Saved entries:
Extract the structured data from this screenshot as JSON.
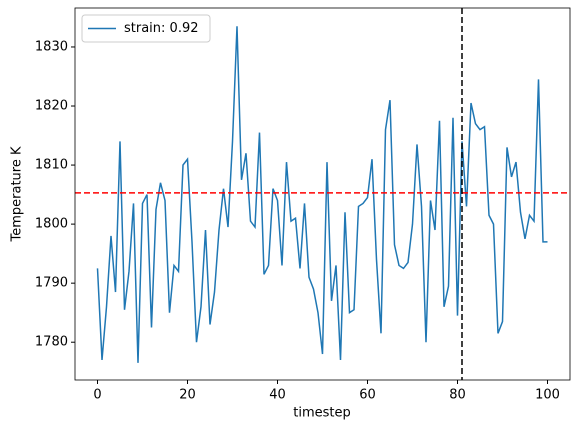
{
  "chart_data": {
    "type": "line",
    "x_label": "timestep",
    "y_label": "Temperature K",
    "x": [
      0,
      1,
      2,
      3,
      4,
      5,
      6,
      7,
      8,
      9,
      10,
      11,
      12,
      13,
      14,
      15,
      16,
      17,
      18,
      19,
      20,
      21,
      22,
      23,
      24,
      25,
      26,
      27,
      28,
      29,
      30,
      31,
      32,
      33,
      34,
      35,
      36,
      37,
      38,
      39,
      40,
      41,
      42,
      43,
      44,
      45,
      46,
      47,
      48,
      49,
      50,
      51,
      52,
      53,
      54,
      55,
      56,
      57,
      58,
      59,
      60,
      61,
      62,
      63,
      64,
      65,
      66,
      67,
      68,
      69,
      70,
      71,
      72,
      73,
      74,
      75,
      76,
      77,
      78,
      79,
      80,
      81,
      82,
      83,
      84,
      85,
      86,
      87,
      88,
      89,
      90,
      91,
      92,
      93,
      94,
      95,
      96,
      97,
      98,
      99,
      100
    ],
    "series": [
      {
        "name": "strain: 0.92",
        "color": "#1f77b4",
        "values": [
          1792.5,
          1777,
          1786,
          1798,
          1788.5,
          1814,
          1785.5,
          1792,
          1803.5,
          1776.5,
          1803.5,
          1805,
          1782.5,
          1802.5,
          1807,
          1804,
          1785,
          1793,
          1792,
          1810,
          1811,
          1797,
          1780,
          1786,
          1799,
          1783,
          1788.5,
          1799,
          1806,
          1799.5,
          1814,
          1833.5,
          1807.5,
          1812,
          1800.5,
          1799.5,
          1815.5,
          1791.5,
          1793,
          1806,
          1804,
          1793,
          1810.5,
          1800.5,
          1801,
          1792.5,
          1803.5,
          1791,
          1789,
          1785,
          1778,
          1810.5,
          1787,
          1793,
          1777,
          1802,
          1785,
          1785.5,
          1803,
          1803.5,
          1804.5,
          1811,
          1794,
          1781.5,
          1816,
          1821,
          1796.5,
          1793,
          1792.5,
          1793.5,
          1800,
          1813.5,
          1803,
          1780,
          1804,
          1799,
          1817.5,
          1786,
          1789.5,
          1818,
          1784.5,
          1814,
          1803,
          1820.5,
          1817,
          1816,
          1816.5,
          1801.5,
          1800,
          1781.5,
          1783.5,
          1813,
          1808,
          1810.5,
          1802,
          1797.5,
          1801.5,
          1800.5,
          1824.5,
          1797,
          1797
        ]
      }
    ],
    "hline": {
      "value": 1805.3,
      "color": "#ff0000"
    },
    "vline": {
      "value": 81,
      "color": "#000000"
    },
    "xlim": [
      -5,
      105
    ],
    "xticks": [
      0,
      20,
      40,
      60,
      80,
      100
    ],
    "ylim": [
      1773.6,
      1836.6
    ],
    "yticks": [
      1780,
      1790,
      1800,
      1810,
      1820,
      1830
    ],
    "legend": "upper left"
  }
}
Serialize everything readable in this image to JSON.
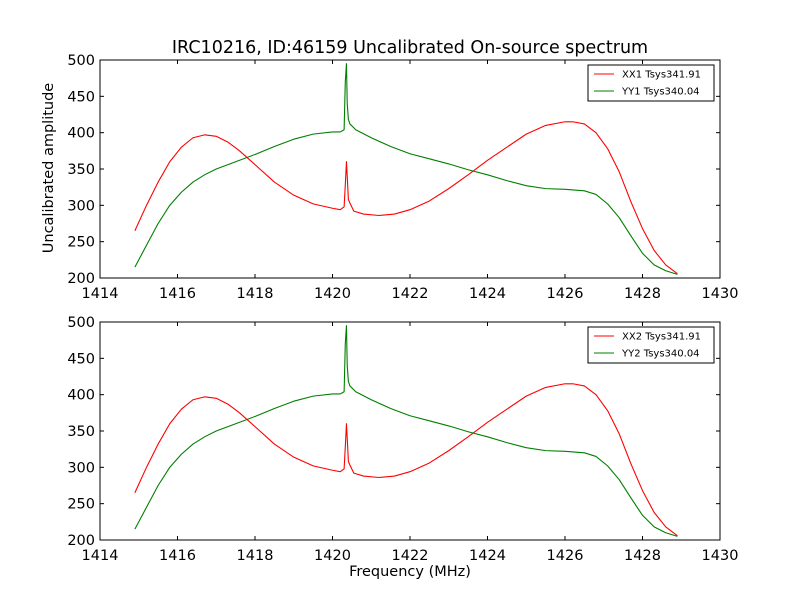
{
  "title": "IRC10216, ID:46159 Uncalibrated On-source spectrum",
  "ylabel": "Uncalibrated amplitude",
  "xlabel": "Frequency (MHz)",
  "colors": {
    "xx": "#ff0000",
    "yy": "#007f00",
    "axes": "#000000",
    "background": "#ffffff"
  },
  "chart_data": [
    {
      "type": "line",
      "xlim": [
        1414,
        1430
      ],
      "ylim": [
        200,
        500
      ],
      "xticks": [
        1414,
        1416,
        1418,
        1420,
        1422,
        1424,
        1426,
        1428,
        1430
      ],
      "yticks": [
        200,
        250,
        300,
        350,
        400,
        450,
        500
      ],
      "ylabel": "Uncalibrated amplitude",
      "xlabel": "",
      "legend": "top-right",
      "grid": false,
      "series": [
        {
          "name": "XX1 Tsys341.91",
          "color": "#ff0000",
          "x": [
            1414.9,
            1415.2,
            1415.5,
            1415.8,
            1416.1,
            1416.4,
            1416.7,
            1417.0,
            1417.3,
            1417.6,
            1418.0,
            1418.5,
            1419.0,
            1419.5,
            1420.0,
            1420.2,
            1420.3,
            1420.33,
            1420.36,
            1420.38,
            1420.41,
            1420.45,
            1420.55,
            1420.8,
            1421.2,
            1421.6,
            1422.0,
            1422.5,
            1423.0,
            1423.5,
            1424.0,
            1424.5,
            1425.0,
            1425.5,
            1426.0,
            1426.2,
            1426.5,
            1426.8,
            1427.1,
            1427.4,
            1427.7,
            1428.0,
            1428.3,
            1428.6,
            1428.9
          ],
          "y": [
            265,
            300,
            332,
            360,
            380,
            393,
            397,
            395,
            387,
            375,
            356,
            332,
            314,
            302,
            296,
            294,
            298,
            328,
            360,
            340,
            308,
            303,
            292,
            288,
            286,
            288,
            294,
            306,
            323,
            342,
            362,
            380,
            398,
            410,
            415,
            415,
            412,
            400,
            378,
            346,
            305,
            268,
            238,
            218,
            206
          ]
        },
        {
          "name": "YY1 Tsys340.04",
          "color": "#007f00",
          "x": [
            1414.9,
            1415.2,
            1415.5,
            1415.8,
            1416.1,
            1416.4,
            1416.7,
            1417.0,
            1417.5,
            1418.0,
            1418.5,
            1419.0,
            1419.5,
            1420.0,
            1420.2,
            1420.3,
            1420.33,
            1420.36,
            1420.38,
            1420.41,
            1420.45,
            1420.6,
            1421.0,
            1421.5,
            1422.0,
            1422.5,
            1423.0,
            1423.5,
            1424.0,
            1424.5,
            1425.0,
            1425.5,
            1426.0,
            1426.5,
            1426.8,
            1427.1,
            1427.4,
            1427.7,
            1428.0,
            1428.3,
            1428.6,
            1428.9
          ],
          "y": [
            215,
            245,
            275,
            300,
            318,
            332,
            342,
            350,
            360,
            370,
            381,
            391,
            398,
            401,
            401,
            404,
            470,
            495,
            440,
            418,
            412,
            404,
            393,
            381,
            371,
            364,
            357,
            349,
            342,
            334,
            327,
            323,
            322,
            320,
            315,
            302,
            283,
            258,
            234,
            218,
            210,
            205
          ]
        }
      ]
    },
    {
      "type": "line",
      "xlim": [
        1414,
        1430
      ],
      "ylim": [
        200,
        500
      ],
      "xticks": [
        1414,
        1416,
        1418,
        1420,
        1422,
        1424,
        1426,
        1428,
        1430
      ],
      "yticks": [
        200,
        250,
        300,
        350,
        400,
        450,
        500
      ],
      "ylabel": "",
      "xlabel": "Frequency (MHz)",
      "legend": "top-right",
      "grid": false,
      "series": [
        {
          "name": "XX2 Tsys341.91",
          "color": "#ff0000",
          "x": [
            1414.9,
            1415.2,
            1415.5,
            1415.8,
            1416.1,
            1416.4,
            1416.7,
            1417.0,
            1417.3,
            1417.6,
            1418.0,
            1418.5,
            1419.0,
            1419.5,
            1420.0,
            1420.2,
            1420.3,
            1420.33,
            1420.36,
            1420.38,
            1420.41,
            1420.45,
            1420.55,
            1420.8,
            1421.2,
            1421.6,
            1422.0,
            1422.5,
            1423.0,
            1423.5,
            1424.0,
            1424.5,
            1425.0,
            1425.5,
            1426.0,
            1426.2,
            1426.5,
            1426.8,
            1427.1,
            1427.4,
            1427.7,
            1428.0,
            1428.3,
            1428.6,
            1428.9
          ],
          "y": [
            265,
            300,
            332,
            360,
            380,
            393,
            397,
            395,
            387,
            375,
            356,
            332,
            314,
            302,
            296,
            294,
            298,
            328,
            360,
            340,
            308,
            303,
            292,
            288,
            286,
            288,
            294,
            306,
            323,
            342,
            362,
            380,
            398,
            410,
            415,
            415,
            412,
            400,
            378,
            346,
            305,
            268,
            238,
            218,
            206
          ]
        },
        {
          "name": "YY2 Tsys340.04",
          "color": "#007f00",
          "x": [
            1414.9,
            1415.2,
            1415.5,
            1415.8,
            1416.1,
            1416.4,
            1416.7,
            1417.0,
            1417.5,
            1418.0,
            1418.5,
            1419.0,
            1419.5,
            1420.0,
            1420.2,
            1420.3,
            1420.33,
            1420.36,
            1420.38,
            1420.41,
            1420.45,
            1420.6,
            1421.0,
            1421.5,
            1422.0,
            1422.5,
            1423.0,
            1423.5,
            1424.0,
            1424.5,
            1425.0,
            1425.5,
            1426.0,
            1426.5,
            1426.8,
            1427.1,
            1427.4,
            1427.7,
            1428.0,
            1428.3,
            1428.6,
            1428.9
          ],
          "y": [
            215,
            245,
            275,
            300,
            318,
            332,
            342,
            350,
            360,
            370,
            381,
            391,
            398,
            401,
            401,
            404,
            470,
            495,
            440,
            418,
            412,
            404,
            393,
            381,
            371,
            364,
            357,
            349,
            342,
            334,
            327,
            323,
            322,
            320,
            315,
            302,
            283,
            258,
            234,
            218,
            210,
            205
          ]
        }
      ]
    }
  ]
}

• TASK BRIEF:
Write out every line of the data that holds the word "JSON".

• PROBLEM SOLUTION:
Extract the structured data from this screenshot as JSON.
Serialize everything readable in this image to JSON.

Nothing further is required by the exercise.